DIRECTION: All entries must be extracted exactly, with nothing added or dropped.

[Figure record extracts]

"""

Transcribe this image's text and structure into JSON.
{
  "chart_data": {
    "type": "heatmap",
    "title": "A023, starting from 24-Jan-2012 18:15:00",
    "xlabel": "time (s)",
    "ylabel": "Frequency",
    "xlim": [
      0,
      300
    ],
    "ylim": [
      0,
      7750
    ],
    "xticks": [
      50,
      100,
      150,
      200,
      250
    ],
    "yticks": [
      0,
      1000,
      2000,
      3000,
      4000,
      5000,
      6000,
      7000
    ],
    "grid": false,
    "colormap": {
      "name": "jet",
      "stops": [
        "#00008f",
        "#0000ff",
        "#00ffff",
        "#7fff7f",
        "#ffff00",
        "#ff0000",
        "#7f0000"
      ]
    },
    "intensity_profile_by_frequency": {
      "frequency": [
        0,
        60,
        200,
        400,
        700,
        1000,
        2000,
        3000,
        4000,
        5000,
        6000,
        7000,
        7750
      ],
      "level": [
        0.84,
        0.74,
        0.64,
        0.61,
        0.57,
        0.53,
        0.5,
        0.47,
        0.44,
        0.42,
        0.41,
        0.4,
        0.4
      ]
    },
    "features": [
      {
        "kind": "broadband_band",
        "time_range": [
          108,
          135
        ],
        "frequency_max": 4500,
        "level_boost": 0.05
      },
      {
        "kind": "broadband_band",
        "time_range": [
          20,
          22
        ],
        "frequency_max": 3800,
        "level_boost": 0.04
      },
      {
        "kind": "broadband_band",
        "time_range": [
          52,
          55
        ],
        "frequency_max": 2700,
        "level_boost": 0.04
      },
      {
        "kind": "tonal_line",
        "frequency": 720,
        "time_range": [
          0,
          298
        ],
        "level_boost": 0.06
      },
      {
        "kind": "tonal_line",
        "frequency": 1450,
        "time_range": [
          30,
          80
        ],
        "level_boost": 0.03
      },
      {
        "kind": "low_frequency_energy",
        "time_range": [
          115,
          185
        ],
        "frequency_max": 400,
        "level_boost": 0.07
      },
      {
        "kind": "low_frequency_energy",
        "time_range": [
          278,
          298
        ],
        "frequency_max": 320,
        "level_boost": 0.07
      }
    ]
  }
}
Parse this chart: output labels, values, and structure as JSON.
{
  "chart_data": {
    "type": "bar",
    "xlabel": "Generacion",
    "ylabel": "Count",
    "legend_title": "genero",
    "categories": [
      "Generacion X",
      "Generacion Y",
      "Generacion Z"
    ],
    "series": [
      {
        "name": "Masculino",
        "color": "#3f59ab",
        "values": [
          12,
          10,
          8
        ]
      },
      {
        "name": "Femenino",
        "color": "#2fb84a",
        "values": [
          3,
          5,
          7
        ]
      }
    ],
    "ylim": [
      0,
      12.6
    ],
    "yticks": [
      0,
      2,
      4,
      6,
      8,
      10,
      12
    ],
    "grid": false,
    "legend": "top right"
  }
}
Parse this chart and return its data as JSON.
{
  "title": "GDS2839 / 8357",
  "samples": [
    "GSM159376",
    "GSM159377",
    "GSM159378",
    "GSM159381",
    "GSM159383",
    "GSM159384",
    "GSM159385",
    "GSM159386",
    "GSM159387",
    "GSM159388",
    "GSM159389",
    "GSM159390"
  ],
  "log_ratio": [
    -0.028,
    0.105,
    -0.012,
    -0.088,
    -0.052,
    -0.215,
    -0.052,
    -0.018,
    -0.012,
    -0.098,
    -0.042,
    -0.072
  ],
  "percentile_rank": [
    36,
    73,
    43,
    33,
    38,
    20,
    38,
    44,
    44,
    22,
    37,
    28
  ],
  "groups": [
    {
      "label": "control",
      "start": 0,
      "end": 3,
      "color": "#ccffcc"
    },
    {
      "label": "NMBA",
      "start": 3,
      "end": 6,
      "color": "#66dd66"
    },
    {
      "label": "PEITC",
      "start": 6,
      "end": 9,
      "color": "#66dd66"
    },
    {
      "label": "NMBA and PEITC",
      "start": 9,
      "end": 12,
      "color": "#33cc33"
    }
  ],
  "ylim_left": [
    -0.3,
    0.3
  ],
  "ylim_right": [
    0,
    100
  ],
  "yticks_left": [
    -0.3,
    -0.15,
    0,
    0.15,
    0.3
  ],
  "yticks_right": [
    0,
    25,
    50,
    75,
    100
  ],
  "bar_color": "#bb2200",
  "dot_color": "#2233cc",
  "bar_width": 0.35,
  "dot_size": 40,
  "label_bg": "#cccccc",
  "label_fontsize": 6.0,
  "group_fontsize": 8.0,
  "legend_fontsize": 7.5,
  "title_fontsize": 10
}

"""

RESPONSE TO THE EXERCISE:
Transcribe this image's text and structure into JSON.
{
  "chart_data": {
    "type": "heatmap",
    "title": "A023, starting from 24-Jan-2012 18:15:00",
    "xlabel": "time (s)",
    "ylabel": "Frequency",
    "xlim": [
      0,
      300
    ],
    "ylim": [
      0,
      7750
    ],
    "xticks": [
      50,
      100,
      150,
      200,
      250
    ],
    "yticks": [
      0,
      1000,
      2000,
      3000,
      4000,
      5000,
      6000,
      7000
    ],
    "grid": false,
    "colormap": {
      "name": "jet",
      "stops": [
        "#00008f",
        "#0000ff",
        "#00ffff",
        "#7fff7f",
        "#ffff00",
        "#ff0000",
        "#7f0000"
      ]
    },
    "intensity_profile_by_frequency": {
      "frequency": [
        0,
        60,
        200,
        400,
        700,
        1000,
        2000,
        3000,
        4000,
        5000,
        6000,
        7000,
        7750
      ],
      "level": [
        0.84,
        0.74,
        0.64,
        0.61,
        0.57,
        0.53,
        0.5,
        0.47,
        0.44,
        0.42,
        0.41,
        0.4,
        0.4
      ]
    },
    "features": [
      {
        "kind": "broadband_band",
        "time_range": [
          108,
          135
        ],
        "frequency_max": 4500,
        "level_boost": 0.05
      },
      {
        "kind": "broadband_band",
        "time_range": [
          20,
          22
        ],
        "frequency_max": 3800,
        "level_boost": 0.04
      },
      {
        "kind": "broadband_band",
        "time_range": [
          52,
          55
        ],
        "frequency_max": 2700,
        "level_boost": 0.04
      },
      {
        "kind": "tonal_line",
        "frequency": 720,
        "time_range": [
          0,
          298
        ],
        "level_boost": 0.06
      },
      {
        "kind": "tonal_line",
        "frequency": 1450,
        "time_range": [
          30,
          80
        ],
        "level_boost": 0.03
      },
      {
        "kind": "low_frequency_energy",
        "time_range": [
          115,
          185
        ],
        "frequency_max": 400,
        "level_boost": 0.07
      },
      {
        "kind": "low_frequency_energy",
        "time_range": [
          278,
          298
        ],
        "frequency_max": 320,
        "level_boost": 0.07
      }
    ]
  }
}
Parse this chart: output labels, values, and structure as JSON.
{
  "chart_data": {
    "type": "bar",
    "xlabel": "Generacion",
    "ylabel": "Count",
    "legend_title": "genero",
    "categories": [
      "Generacion X",
      "Generacion Y",
      "Generacion Z"
    ],
    "series": [
      {
        "name": "Masculino",
        "color": "#3f59ab",
        "values": [
          12,
          10,
          8
        ]
      },
      {
        "name": "Femenino",
        "color": "#2fb84a",
        "values": [
          3,
          5,
          7
        ]
      }
    ],
    "ylim": [
      0,
      12.6
    ],
    "yticks": [
      0,
      2,
      4,
      6,
      8,
      10,
      12
    ],
    "grid": false,
    "legend": "top right"
  }
}
Parse this chart and return its data as JSON.
{
  "title": "GDS2839 / 8357",
  "samples": [
    "GSM159376",
    "GSM159377",
    "GSM159378",
    "GSM159381",
    "GSM159383",
    "GSM159384",
    "GSM159385",
    "GSM159386",
    "GSM159387",
    "GSM159388",
    "GSM159389",
    "GSM159390"
  ],
  "log_ratio": [
    -0.028,
    0.105,
    -0.012,
    -0.088,
    -0.052,
    -0.215,
    -0.052,
    -0.018,
    -0.012,
    -0.098,
    -0.042,
    -0.072
  ],
  "percentile_rank": [
    36,
    73,
    43,
    33,
    38,
    20,
    38,
    44,
    44,
    22,
    37,
    28
  ],
  "groups": [
    {
      "label": "control",
      "start": 0,
      "end": 3,
      "color": "#ccffcc"
    },
    {
      "label": "NMBA",
      "start": 3,
      "end": 6,
      "color": "#66dd66"
    },
    {
      "label": "PEITC",
      "start": 6,
      "end": 9,
      "color": "#66dd66"
    },
    {
      "label": "NMBA and PEITC",
      "start": 9,
      "end": 12,
      "color": "#33cc33"
    }
  ],
  "ylim_left": [
    -0.3,
    0.3
  ],
  "ylim_right": [
    0,
    100
  ],
  "yticks_left": [
    -0.3,
    -0.15,
    0,
    0.15,
    0.3
  ],
  "yticks_right": [
    0,
    25,
    50,
    75,
    100
  ],
  "bar_color": "#bb2200",
  "dot_color": "#2233cc",
  "bar_width": 0.35,
  "dot_size": 40,
  "label_bg": "#cccccc",
  "label_fontsize": 6.0,
  "group_fontsize": 8.0,
  "legend_fontsize": 7.5,
  "title_fontsize": 10
}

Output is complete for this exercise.